Count the lines in the entries below that include the word "this". Give nothing but the number.

•••••

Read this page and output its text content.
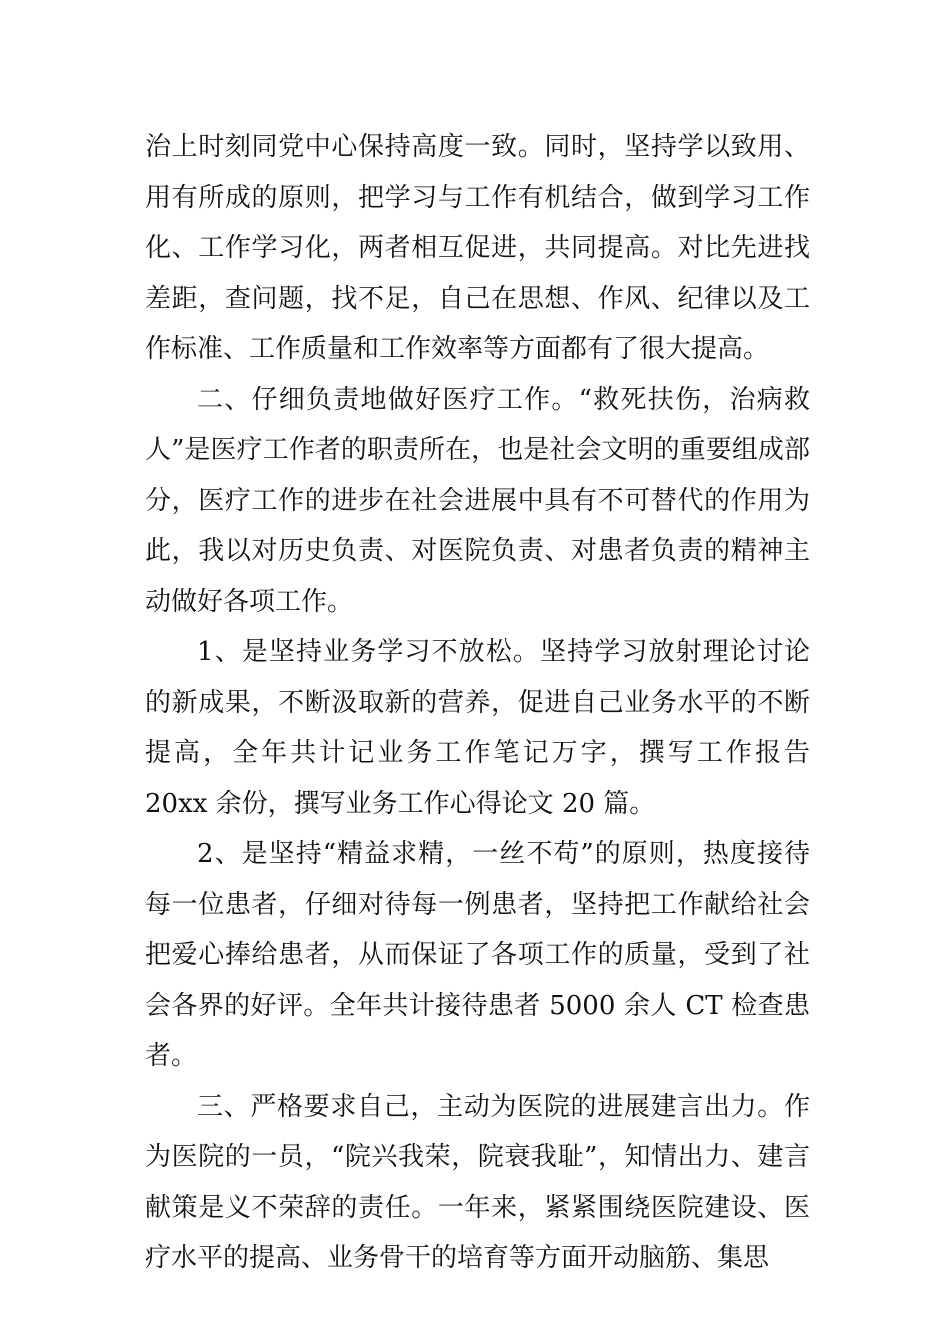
治上时刻同党中心保持高度一致。同时，坚持学以致用、用有所成的原则，把学习与工作有机结合，做到学习工作化、工作学习化，两者相互促进，共同提高。对比先进找差距，查问题，找不足，自己在思想、作风、纪律以及工作标准、工作质量和工作效率等方面都有了很大提高。

二、仔细负责地做好医疗工作。“救死扶伤，治病救人”是医疗工作者的职责所在，也是社会文明的重要组成部分，医疗工作的进步在社会进展中具有不可替代的作用为此，我以对历史负责、对医院负责、对患者负责的精神主动做好各项工作。

1、是坚持业务学习不放松。坚持学习放射理论讨论的新成果，不断汲取新的营养，促进自己业务水平的不断提高，全年共计记业务工作笔记万字，撰写工作报告 20xx 余份，撰写业务工作心得论文 20 篇。

2、是坚持“精益求精，一丝不苟”的原则，热度接待每一位患者，仔细对待每一例患者，坚持把工作献给社会把爱心捧给患者，从而保证了各项工作的质量，受到了社会各界的好评。全年共计接待患者 5000 余人 CT 检查患者。

三、严格要求自己，主动为医院的进展建言出力。作为医院的一员，“院兴我荣，院衰我耻”，知情出力、建言献策是义不荣辞的责任。一年来，紧紧围绕医院建设、医疗水平的提高、业务骨干的培育等方面开动脑筋、集思
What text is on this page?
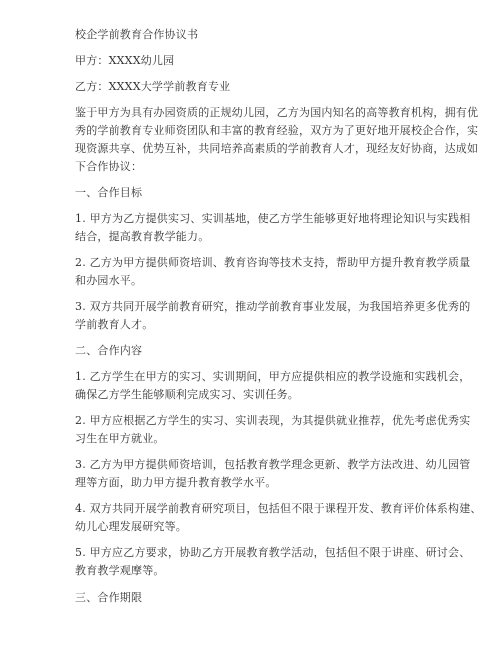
校企学前教育合作协议书

甲方：XXXX幼儿园

乙方：XXXX大学学前教育专业

鉴于甲方为具有办园资质的正规幼儿园，乙方为国内知名的高等教育机构，拥有优

秀的学前教育专业师资团队和丰富的教育经验，双方为了更好地开展校企合作，实

现资源共享、优势互补，共同培养高素质的学前教育人才，现经友好协商，达成如

下合作协议：

一、合作目标

1. 甲方为乙方提供实习、实训基地，使乙方学生能够更好地将理论知识与实践相

结合，提高教育教学能力。

2. 乙方为甲方提供师资培训、教育咨询等技术支持，帮助甲方提升教育教学质量

和办园水平。

3. 双方共同开展学前教育研究，推动学前教育事业发展，为我国培养更多优秀的

学前教育人才。

二、合作内容

1. 乙方学生在甲方的实习、实训期间，甲方应提供相应的教学设施和实践机会，

确保乙方学生能够顺利完成实习、实训任务。

2. 甲方应根据乙方学生的实习、实训表现，为其提供就业推荐，优先考虑优秀实

习生在甲方就业。

3. 乙方为甲方提供师资培训，包括教育教学理念更新、教学方法改进、幼儿园管

理等方面，助力甲方提升教育教学水平。

4. 双方共同开展学前教育研究项目，包括但不限于课程开发、教育评价体系构建、

幼儿心理发展研究等。

5. 甲方应乙方要求，协助乙方开展教育教学活动，包括但不限于讲座、研讨会、

教育教学观摩等。

三、合作期限
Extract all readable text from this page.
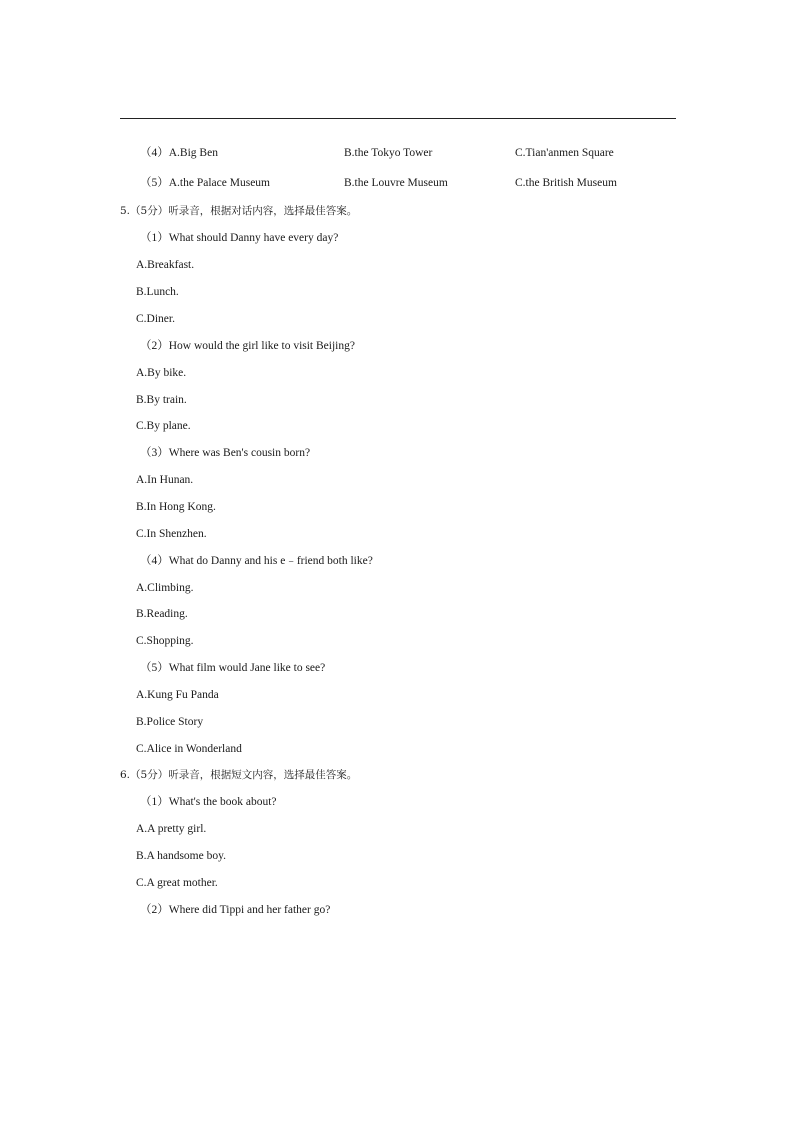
（4）A.Big Ben	B.the Tokyo Tower	C.Tian'anmen Square
（5）A.the Palace Museum	B.the Louvre Museum	C.the British Museum
5.（5分）听录音，根据对话内容，选择最佳答案。
（1）What should Danny have every day?
A.Breakfast.
B.Lunch.
C.Diner.
（2）How would the girl like to visit Beijing?
A.By bike.
B.By train.
C.By plane.
（3）Where was Ben's cousin born?
A.In Hunan.
B.In Hong Kong.
C.In Shenzhen.
（4）What do Danny and his e﹣friend both like?
A.Climbing.
B.Reading.
C.Shopping.
（5）What film would Jane like to see?
A.Kung Fu Panda
B.Police Story
C.Alice in Wonderland
6.（5分）听录音，根据短文内容，选择最佳答案。
（1）What's the book about?
A.A pretty girl.
B.A handsome boy.
C.A great mother.
（2）Where did Tippi and her father go?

•••••

→ **TASK SOLUTION**:
3